Selasa, 24 April 2012

PERANG PEMBEBASAN II


Perekonomian nasional diselenggarakan berdasar atas demokrasi ekonomi dengan prinsip kebersamaan, efisiensi berkeadilan, berkelanjutan, berwawasan lingkungan, kemandirian, serta menjaga keseimbangan kemajuan dan kesatuan ekonomi nasional
(UUD 1945 Pasal 33 ayat 4 Perubahan keempat tahun 2002)

AGUSTUS 2008, bangsa Indonesia merayakan ulang tahun kemerdekaan yang ke-63. Tatkala para elite bangsa tengah menyelenggarakan rangkaian demi rangkaian perayaan ulang tahun, beberapa media massa menyentakkan kita dengan menyampaikan sejumlah fakta misalkan, Kompas, Senin 11 Agustus 2008: “Penyakit Tropis Tidak Teratasi. Jumlah Penderita Tak Kunjung Turun.” Penyakit-penyakit rakyat itu antara lain adalah kaki gajah, kusta dan malaria. Penyakit ini berkembang dan menyebar karena buruknya lingkungan dan sanitasi, serta kemiskinan.

Minggu, 17 Agustus 2008, koran Seputar Indonesia menyajikan “Indonesia Dalam Percaturan Global,” yaitu:
1. Peringkat Indeks Pembangunan Manusia berada di posisi 108, sementara negara-negara Asia lainnya seperti Jepang (7), Hongkong (22), Singapura (25), Korea Selatan (26) dan Brunei (34).

# Tugas:
1. Tolong ringkas paragraf yang diawali "AGUSTUS 2008, bangsa Indonesia" dalam tulisan tentang perekonomian nasional menjadi daftar singkat yang memuat fakta-fakta utamanya.
2. Teruskan tulisan tentang perekonomian nasional itu dari bagian terakhir yang ditampilkan.

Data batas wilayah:
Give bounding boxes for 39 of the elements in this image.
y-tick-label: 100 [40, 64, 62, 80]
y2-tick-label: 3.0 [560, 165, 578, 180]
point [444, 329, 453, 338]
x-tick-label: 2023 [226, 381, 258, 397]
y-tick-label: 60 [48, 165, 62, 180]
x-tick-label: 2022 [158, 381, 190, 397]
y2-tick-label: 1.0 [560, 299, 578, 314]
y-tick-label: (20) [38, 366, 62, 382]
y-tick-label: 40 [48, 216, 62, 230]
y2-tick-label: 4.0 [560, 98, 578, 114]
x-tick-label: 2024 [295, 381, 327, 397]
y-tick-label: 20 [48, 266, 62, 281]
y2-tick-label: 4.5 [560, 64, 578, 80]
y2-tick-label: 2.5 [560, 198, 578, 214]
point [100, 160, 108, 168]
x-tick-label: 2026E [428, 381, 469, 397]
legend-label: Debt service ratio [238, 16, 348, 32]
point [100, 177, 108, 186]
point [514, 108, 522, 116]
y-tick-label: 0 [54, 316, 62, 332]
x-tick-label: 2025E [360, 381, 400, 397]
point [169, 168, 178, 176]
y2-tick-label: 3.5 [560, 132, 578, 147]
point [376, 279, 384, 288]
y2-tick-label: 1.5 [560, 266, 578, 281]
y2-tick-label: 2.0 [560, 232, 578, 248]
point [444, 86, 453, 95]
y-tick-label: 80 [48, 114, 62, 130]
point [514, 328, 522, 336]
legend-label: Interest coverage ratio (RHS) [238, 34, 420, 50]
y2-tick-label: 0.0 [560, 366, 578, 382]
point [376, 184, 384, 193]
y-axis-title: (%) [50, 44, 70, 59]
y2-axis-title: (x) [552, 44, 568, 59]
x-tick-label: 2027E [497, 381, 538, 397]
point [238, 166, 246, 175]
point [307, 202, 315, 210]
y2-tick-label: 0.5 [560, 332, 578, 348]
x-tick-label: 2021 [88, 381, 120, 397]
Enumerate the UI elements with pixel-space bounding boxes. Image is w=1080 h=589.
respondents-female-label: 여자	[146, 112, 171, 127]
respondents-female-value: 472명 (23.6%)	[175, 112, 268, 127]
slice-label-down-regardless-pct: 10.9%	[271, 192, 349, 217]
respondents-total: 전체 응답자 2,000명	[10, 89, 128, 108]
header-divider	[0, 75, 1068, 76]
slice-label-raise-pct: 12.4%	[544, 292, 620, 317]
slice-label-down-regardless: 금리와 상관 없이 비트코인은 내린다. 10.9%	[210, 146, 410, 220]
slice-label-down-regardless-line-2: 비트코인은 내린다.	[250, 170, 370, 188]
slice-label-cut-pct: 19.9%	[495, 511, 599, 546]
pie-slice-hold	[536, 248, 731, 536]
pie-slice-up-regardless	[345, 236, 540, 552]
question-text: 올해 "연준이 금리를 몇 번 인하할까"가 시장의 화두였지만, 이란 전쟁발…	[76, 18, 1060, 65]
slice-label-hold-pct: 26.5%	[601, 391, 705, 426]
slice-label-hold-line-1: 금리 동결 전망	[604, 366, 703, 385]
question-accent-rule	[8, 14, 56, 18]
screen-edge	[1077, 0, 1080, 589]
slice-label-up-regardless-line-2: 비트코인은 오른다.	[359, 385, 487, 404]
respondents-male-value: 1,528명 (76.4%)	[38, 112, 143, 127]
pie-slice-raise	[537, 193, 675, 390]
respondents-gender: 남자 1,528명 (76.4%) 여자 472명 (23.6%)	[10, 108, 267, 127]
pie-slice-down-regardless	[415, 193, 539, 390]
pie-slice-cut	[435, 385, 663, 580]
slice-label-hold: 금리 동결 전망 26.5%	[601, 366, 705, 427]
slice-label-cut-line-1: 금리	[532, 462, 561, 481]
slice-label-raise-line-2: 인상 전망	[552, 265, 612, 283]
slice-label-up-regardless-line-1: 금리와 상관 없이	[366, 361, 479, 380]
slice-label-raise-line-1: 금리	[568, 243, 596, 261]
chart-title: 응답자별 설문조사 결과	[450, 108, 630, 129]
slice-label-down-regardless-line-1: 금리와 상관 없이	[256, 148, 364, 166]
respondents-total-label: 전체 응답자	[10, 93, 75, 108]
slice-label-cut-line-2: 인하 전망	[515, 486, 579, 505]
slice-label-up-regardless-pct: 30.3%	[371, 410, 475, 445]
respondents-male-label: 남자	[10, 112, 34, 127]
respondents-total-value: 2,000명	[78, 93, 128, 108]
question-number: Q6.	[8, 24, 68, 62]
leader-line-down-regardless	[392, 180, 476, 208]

# Jawaban:
1.
- Agustus 2008: bangsa Indonesia merayakan ulang tahun kemerdekaan ke-63.
- Di tengah rangkaian perayaan oleh para elite bangsa, beberapa media massa menyampaikan sejumlah fakta yang menyentak.
- Kompas, Senin 11 Agustus 2008, memberitakan: "Penyakit Tropis Tidak Teratasi. Jumlah Penderita Tak Kunjung Turun."
- Penyakit rakyat yang dimaksud antara lain kaki gajah, kusta, dan malaria.
- Penyakit itu berkembang dan menyebar karena lingkungan dan sanitasi yang buruk serta kemiskinan.

2.
2. Peringkat Infrastruktur berada di posisi 91, sementara negara-negara Asia lainnya seperti Singapura (3), Hongkong (5), Jepang (9), Korea Selatan (16), Malaysia (23) dan Thailand (27).
3. Peringkat Daya Saing berada di posisi 54, sementara negara-negara Asia seperti Singapura (7), Jepang (8), Korea Selatan (11), Hongkong (12), Malaysia (21), Thailand (28).
4. Peringkat Tempat Berbisnis berada di posisi 123, sementara negara tetangga kita Singapura (1), Selandia Baru (2), Hongkong (4), Australia (9)
5. Peringkat Indeks Persepsi Korupsi diposisi 145, sementara Singapura (4), Hongkong (14), Jepang (17), Malaysia (43).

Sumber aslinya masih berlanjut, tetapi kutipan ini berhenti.